YOUR INSTRUCTIONS:
Which lines have the string "name"? Copy all of them from the entries below.

DATA RECORDS:
========================================================================
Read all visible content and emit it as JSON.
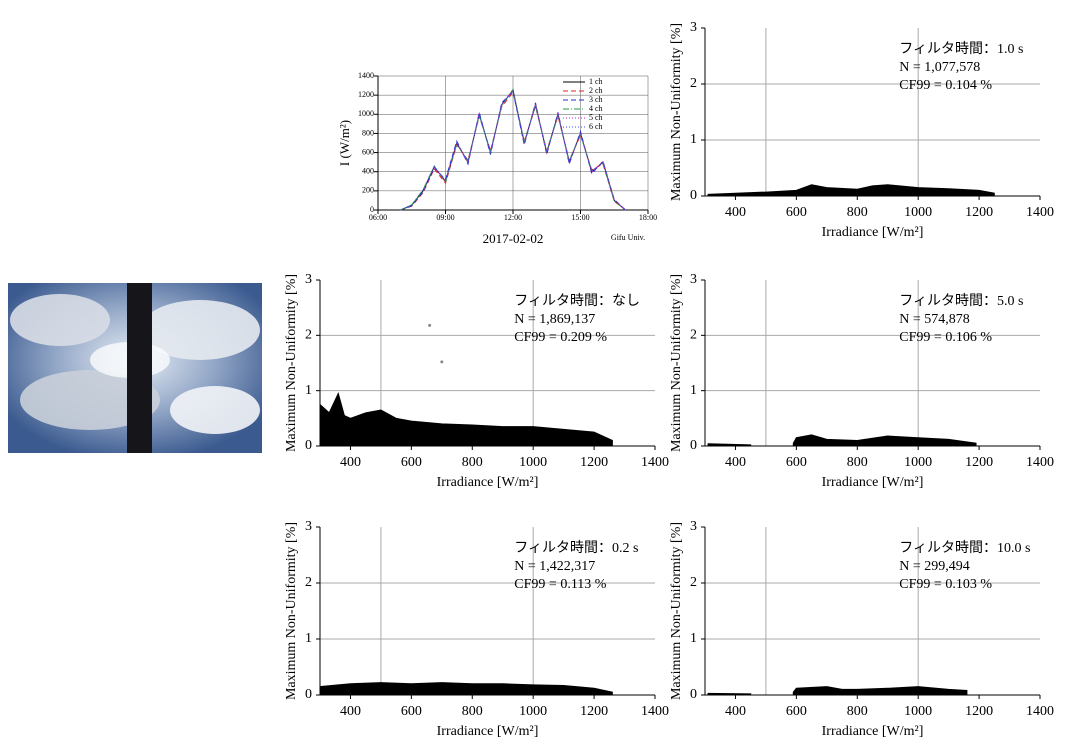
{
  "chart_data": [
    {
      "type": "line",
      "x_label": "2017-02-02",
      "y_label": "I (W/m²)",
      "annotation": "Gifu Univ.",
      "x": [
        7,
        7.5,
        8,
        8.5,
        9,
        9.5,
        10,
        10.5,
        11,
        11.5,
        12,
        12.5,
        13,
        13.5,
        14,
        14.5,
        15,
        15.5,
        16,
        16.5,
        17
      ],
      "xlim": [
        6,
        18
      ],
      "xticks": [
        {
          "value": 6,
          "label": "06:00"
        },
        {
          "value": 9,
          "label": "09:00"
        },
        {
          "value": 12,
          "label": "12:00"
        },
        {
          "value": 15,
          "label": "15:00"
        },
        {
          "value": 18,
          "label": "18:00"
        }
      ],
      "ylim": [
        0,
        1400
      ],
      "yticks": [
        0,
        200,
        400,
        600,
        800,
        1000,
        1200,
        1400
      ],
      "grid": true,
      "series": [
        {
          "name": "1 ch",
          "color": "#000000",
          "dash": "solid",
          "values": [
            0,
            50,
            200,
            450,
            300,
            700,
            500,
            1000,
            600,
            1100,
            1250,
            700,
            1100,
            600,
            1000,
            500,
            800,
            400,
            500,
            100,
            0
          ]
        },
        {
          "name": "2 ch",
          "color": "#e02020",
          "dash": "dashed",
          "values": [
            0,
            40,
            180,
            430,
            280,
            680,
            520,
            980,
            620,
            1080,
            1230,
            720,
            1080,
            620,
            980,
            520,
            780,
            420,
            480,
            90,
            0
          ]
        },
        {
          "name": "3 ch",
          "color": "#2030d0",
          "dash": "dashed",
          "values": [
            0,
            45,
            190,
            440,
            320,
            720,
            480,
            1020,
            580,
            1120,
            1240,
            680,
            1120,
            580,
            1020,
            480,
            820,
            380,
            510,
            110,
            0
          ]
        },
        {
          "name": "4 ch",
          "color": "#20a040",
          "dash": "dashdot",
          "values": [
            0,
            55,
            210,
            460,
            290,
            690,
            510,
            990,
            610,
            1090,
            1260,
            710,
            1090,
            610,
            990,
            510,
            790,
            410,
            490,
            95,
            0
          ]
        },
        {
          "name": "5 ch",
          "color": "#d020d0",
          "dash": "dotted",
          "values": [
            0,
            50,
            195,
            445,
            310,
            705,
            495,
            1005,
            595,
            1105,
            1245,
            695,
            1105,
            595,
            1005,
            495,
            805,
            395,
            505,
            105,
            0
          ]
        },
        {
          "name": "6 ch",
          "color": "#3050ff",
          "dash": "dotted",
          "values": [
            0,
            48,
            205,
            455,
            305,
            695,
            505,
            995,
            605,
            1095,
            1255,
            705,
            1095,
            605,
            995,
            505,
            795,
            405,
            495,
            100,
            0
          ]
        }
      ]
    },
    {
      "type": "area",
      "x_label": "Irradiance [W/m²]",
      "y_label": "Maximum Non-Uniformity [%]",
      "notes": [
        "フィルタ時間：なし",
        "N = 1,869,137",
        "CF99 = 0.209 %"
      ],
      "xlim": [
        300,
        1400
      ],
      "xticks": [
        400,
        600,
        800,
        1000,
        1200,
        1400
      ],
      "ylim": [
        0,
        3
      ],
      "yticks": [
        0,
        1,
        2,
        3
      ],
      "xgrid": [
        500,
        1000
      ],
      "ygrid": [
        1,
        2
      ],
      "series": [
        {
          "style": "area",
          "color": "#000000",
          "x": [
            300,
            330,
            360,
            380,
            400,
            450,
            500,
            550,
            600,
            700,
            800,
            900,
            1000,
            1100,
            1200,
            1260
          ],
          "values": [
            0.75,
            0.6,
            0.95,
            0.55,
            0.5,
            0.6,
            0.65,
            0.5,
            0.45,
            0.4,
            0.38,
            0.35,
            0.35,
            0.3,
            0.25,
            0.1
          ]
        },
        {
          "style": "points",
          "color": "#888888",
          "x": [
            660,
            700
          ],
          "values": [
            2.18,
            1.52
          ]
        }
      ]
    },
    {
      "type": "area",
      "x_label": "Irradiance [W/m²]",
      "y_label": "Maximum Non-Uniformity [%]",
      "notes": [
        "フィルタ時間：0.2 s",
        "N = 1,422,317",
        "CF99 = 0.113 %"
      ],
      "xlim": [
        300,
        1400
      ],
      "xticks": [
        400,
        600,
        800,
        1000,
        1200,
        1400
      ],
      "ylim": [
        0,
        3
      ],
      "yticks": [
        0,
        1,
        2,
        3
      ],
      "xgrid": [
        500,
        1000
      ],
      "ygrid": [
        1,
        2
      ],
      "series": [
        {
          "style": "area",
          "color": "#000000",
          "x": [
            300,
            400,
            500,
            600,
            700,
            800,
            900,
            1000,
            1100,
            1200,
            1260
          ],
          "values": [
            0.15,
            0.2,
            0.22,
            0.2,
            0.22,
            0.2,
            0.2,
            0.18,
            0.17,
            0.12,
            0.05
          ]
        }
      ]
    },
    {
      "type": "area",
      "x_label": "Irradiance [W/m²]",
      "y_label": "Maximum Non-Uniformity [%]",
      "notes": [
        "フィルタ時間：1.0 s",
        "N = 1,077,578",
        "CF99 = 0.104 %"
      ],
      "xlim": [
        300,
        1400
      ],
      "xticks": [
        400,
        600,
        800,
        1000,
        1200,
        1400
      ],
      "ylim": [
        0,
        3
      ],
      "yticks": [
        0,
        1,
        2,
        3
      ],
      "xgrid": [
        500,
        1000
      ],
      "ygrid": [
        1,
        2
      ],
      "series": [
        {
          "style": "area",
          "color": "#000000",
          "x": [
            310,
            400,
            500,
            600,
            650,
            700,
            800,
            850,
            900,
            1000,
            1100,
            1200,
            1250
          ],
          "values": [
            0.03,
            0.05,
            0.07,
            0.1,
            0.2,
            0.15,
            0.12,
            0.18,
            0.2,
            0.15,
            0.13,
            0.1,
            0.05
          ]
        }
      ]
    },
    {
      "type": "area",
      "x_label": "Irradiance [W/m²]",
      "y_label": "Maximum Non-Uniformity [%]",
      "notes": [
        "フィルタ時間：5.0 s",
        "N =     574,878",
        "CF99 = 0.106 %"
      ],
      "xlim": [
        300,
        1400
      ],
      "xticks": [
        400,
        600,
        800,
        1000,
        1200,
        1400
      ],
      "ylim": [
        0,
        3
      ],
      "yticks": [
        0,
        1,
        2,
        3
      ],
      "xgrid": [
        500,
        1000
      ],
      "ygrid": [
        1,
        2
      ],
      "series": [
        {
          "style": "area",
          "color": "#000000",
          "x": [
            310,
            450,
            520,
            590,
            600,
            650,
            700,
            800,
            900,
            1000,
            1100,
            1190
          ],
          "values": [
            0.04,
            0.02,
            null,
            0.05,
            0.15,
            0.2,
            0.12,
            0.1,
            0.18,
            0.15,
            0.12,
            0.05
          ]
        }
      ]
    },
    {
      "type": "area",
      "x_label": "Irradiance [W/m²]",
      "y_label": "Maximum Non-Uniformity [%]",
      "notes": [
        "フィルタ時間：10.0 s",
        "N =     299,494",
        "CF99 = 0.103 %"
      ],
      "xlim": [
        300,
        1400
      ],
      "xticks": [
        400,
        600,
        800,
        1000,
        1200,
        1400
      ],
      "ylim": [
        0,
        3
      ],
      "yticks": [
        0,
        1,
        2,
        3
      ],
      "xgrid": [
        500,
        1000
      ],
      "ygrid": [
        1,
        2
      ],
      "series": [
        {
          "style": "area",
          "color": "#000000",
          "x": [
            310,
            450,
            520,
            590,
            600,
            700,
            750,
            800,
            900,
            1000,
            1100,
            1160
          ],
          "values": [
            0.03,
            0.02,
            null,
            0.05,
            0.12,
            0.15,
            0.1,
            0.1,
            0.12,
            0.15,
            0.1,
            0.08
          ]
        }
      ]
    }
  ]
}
========================================================================
EXERCISE SOLUTION:
          "name": "1 ch",
          "name": "2 ch",
          "name": "3 ch",
          "name": "4 ch",
          "name": "5 ch",
          "name": "6 ch",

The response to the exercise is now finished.